## Start

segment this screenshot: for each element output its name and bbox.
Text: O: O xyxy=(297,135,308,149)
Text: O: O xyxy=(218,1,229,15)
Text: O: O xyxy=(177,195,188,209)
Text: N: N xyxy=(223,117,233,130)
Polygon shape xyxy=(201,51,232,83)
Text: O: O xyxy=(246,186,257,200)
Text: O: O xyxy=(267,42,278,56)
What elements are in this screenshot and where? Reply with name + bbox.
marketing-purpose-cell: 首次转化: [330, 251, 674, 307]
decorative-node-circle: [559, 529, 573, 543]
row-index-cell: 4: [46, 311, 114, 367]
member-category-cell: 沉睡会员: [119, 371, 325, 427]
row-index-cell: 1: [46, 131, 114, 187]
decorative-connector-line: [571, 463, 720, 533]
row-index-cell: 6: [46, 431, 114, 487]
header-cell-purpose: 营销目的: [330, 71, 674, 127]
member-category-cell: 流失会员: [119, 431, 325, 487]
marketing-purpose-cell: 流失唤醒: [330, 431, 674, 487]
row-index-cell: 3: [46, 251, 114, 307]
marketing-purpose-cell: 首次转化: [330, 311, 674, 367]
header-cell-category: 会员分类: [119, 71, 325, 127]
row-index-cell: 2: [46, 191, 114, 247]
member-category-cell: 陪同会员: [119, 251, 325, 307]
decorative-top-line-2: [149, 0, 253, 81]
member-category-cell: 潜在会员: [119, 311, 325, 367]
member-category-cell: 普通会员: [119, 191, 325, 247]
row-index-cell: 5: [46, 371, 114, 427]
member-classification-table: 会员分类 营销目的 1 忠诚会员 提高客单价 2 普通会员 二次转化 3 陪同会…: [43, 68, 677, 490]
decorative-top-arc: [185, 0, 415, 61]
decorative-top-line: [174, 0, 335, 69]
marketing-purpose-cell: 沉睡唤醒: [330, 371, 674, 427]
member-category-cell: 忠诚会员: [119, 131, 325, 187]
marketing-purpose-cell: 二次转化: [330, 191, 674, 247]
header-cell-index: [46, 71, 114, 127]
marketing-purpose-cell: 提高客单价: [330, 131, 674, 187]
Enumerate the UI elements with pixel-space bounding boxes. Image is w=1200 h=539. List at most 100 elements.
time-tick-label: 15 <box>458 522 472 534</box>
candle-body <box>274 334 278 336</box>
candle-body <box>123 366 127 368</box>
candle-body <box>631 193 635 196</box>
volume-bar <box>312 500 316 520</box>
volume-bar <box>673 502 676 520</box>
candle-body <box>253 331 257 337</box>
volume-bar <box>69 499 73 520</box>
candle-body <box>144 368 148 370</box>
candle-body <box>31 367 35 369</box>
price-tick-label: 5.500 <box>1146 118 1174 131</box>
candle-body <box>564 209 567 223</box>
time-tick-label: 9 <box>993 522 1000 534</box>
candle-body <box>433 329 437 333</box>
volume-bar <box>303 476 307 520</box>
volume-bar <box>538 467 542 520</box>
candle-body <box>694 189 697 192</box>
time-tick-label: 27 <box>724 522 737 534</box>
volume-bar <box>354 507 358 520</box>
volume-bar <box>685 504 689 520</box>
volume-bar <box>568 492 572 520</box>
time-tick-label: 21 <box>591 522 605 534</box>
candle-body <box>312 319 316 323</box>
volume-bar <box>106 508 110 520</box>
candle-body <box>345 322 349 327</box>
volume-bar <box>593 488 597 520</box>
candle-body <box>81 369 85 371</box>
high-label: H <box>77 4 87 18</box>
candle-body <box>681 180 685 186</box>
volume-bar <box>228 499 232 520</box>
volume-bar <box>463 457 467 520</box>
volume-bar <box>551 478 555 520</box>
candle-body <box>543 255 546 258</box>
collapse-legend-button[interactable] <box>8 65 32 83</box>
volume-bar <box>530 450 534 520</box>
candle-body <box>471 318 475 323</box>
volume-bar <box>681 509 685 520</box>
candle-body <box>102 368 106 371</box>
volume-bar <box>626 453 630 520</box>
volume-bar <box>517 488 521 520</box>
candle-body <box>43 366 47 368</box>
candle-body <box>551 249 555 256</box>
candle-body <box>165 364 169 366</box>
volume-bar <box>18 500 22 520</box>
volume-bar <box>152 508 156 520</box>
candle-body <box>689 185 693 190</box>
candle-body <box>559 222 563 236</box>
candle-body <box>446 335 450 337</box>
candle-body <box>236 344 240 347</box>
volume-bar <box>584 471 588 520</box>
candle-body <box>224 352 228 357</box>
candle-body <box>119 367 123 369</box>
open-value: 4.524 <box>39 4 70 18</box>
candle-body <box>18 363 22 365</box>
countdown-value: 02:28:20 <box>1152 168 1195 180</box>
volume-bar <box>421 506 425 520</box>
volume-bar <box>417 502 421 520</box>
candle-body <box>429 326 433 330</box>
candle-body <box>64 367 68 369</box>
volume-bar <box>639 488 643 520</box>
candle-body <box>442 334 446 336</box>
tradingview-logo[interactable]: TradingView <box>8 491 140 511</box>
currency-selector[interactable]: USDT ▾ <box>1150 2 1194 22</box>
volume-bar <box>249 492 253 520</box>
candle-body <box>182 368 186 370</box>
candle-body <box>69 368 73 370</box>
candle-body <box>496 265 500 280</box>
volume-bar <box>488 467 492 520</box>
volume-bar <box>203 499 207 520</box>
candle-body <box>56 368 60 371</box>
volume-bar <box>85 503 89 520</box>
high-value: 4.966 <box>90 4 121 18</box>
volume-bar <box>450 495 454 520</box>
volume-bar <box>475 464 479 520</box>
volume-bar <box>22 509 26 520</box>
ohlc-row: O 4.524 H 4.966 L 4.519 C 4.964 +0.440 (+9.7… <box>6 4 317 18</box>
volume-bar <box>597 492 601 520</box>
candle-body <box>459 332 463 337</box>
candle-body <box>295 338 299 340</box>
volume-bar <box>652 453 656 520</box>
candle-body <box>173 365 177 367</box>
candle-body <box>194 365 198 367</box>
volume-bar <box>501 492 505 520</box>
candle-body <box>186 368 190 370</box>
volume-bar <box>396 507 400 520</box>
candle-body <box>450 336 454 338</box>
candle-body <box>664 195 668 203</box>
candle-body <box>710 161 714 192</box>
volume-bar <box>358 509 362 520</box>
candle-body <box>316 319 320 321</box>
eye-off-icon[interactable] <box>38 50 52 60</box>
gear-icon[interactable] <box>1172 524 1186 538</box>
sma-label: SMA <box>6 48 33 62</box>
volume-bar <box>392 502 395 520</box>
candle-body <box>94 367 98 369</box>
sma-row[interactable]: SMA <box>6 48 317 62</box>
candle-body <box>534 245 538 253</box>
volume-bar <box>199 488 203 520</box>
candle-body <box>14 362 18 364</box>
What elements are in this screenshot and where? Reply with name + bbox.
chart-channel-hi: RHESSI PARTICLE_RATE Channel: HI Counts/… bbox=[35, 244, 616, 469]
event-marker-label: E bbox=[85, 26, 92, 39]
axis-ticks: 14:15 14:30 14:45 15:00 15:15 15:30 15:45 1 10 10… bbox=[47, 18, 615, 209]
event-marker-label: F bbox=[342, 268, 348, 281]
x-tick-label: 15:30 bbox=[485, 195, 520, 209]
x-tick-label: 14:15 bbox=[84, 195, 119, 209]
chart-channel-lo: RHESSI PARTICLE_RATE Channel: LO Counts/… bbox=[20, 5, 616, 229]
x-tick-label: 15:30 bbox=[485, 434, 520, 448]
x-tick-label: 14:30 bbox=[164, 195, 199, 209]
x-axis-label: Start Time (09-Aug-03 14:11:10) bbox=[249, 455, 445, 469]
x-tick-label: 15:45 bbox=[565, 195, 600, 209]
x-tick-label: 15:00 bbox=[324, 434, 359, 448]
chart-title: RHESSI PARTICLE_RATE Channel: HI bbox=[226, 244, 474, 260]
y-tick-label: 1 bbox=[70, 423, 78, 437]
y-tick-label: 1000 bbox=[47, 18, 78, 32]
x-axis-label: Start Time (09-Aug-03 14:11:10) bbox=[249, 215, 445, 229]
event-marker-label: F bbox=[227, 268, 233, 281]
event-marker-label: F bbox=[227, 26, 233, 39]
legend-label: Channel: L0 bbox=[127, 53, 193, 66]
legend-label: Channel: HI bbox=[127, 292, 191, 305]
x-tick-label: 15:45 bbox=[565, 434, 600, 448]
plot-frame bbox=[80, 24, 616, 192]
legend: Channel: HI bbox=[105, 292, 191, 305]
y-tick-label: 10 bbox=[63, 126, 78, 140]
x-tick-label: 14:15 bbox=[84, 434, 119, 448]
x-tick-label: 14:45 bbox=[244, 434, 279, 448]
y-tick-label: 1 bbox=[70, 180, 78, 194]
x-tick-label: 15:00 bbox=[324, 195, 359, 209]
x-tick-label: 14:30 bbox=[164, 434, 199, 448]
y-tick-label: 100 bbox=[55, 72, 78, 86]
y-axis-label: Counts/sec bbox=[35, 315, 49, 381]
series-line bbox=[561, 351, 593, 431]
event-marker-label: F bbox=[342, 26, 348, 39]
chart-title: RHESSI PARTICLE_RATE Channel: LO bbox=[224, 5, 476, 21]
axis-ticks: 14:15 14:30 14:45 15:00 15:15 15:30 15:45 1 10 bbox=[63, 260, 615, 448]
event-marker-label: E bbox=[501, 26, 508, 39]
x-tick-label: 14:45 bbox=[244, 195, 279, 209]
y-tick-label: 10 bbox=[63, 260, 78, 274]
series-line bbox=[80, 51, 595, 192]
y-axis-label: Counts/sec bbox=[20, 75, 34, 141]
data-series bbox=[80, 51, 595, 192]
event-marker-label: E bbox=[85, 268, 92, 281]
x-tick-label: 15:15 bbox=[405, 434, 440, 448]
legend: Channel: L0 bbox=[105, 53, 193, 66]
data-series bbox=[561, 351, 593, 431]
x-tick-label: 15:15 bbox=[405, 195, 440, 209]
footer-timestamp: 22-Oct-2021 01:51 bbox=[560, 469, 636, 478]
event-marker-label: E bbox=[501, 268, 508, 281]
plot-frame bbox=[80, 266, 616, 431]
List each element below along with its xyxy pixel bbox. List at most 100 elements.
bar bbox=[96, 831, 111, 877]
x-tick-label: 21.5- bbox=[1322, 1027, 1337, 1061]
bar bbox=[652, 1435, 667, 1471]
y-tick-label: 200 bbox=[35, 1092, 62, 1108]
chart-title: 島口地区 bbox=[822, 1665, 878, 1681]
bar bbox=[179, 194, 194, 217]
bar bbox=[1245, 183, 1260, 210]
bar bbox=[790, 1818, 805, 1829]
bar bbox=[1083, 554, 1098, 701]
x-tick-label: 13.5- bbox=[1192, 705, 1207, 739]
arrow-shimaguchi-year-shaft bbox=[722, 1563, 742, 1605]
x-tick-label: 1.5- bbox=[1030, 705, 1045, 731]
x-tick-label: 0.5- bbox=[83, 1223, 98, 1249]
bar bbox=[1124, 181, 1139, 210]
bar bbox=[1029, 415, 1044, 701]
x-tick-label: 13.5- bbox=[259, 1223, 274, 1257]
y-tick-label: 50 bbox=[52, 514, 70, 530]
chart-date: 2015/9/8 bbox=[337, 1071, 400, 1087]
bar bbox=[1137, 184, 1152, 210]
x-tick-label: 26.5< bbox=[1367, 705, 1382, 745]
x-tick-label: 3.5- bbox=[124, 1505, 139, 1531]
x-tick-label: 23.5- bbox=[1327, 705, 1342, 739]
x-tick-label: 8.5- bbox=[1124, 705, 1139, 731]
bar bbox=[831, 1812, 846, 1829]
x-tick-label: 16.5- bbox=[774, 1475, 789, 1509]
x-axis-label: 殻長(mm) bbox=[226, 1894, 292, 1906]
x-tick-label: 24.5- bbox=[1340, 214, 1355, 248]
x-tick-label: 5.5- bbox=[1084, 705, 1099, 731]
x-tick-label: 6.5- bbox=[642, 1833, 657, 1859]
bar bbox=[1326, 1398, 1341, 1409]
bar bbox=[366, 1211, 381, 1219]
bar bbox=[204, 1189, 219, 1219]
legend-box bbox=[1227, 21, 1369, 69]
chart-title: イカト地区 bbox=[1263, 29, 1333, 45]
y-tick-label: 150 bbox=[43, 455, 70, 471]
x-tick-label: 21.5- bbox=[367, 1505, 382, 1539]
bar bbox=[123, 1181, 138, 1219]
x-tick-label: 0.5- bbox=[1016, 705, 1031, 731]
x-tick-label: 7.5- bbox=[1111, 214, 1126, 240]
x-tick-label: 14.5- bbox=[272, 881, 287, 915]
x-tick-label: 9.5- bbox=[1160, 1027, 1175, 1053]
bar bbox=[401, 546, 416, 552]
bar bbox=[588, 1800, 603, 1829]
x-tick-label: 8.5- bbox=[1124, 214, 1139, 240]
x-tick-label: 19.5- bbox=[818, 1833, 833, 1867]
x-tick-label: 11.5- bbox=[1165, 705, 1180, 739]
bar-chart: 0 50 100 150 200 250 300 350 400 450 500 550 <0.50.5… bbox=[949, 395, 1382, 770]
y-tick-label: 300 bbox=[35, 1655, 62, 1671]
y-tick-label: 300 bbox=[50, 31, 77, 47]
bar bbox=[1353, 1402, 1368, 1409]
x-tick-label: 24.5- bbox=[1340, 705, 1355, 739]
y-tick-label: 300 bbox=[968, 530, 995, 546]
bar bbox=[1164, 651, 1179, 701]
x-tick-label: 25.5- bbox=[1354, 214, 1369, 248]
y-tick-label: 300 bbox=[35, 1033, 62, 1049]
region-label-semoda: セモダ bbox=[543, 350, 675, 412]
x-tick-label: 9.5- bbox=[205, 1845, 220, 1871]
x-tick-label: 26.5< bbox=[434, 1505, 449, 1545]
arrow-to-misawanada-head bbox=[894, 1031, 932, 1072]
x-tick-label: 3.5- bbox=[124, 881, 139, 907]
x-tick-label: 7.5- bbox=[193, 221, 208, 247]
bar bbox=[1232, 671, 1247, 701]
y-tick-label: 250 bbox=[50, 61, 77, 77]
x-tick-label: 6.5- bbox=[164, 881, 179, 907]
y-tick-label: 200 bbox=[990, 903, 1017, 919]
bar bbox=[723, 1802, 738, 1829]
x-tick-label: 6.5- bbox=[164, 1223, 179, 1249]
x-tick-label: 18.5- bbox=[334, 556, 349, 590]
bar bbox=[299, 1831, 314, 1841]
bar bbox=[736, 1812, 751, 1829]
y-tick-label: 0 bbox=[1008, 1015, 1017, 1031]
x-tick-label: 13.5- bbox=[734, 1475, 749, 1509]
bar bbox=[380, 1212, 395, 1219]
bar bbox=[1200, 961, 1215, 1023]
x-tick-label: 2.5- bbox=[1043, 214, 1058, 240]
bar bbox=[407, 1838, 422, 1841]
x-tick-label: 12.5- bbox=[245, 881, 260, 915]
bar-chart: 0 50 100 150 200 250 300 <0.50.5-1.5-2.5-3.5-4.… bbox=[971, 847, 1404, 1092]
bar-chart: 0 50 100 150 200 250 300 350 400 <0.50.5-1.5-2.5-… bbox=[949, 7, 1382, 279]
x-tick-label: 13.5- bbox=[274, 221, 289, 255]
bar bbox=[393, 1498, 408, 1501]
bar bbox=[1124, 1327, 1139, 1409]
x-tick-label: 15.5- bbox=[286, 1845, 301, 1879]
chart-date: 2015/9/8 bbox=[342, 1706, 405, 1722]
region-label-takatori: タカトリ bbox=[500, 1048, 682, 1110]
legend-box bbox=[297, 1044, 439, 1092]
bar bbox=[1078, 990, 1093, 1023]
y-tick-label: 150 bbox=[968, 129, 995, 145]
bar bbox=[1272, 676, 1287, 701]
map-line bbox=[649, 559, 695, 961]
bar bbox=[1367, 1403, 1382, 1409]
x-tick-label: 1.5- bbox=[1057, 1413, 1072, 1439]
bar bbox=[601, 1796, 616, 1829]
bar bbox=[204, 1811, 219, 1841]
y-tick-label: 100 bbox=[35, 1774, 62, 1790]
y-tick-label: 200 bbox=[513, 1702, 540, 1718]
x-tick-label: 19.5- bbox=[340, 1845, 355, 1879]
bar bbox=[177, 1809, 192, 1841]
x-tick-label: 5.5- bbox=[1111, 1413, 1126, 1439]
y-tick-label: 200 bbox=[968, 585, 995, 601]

## End

What to work on » Gather every line in the material that contains the string "marker", and copy each of those lines in full.

Reply »
event-marker-label: E bbox=[85, 26, 92, 39]
event-marker-label: F bbox=[342, 268, 348, 281]
event-marker-label: F bbox=[227, 268, 233, 281]
event-marker-label: F bbox=[227, 26, 233, 39]
event-marker-label: F bbox=[342, 26, 348, 39]
event-marker-label: E bbox=[501, 26, 508, 39]
event-marker-label: E bbox=[85, 268, 92, 281]
event-marker-label: E bbox=[501, 268, 508, 281]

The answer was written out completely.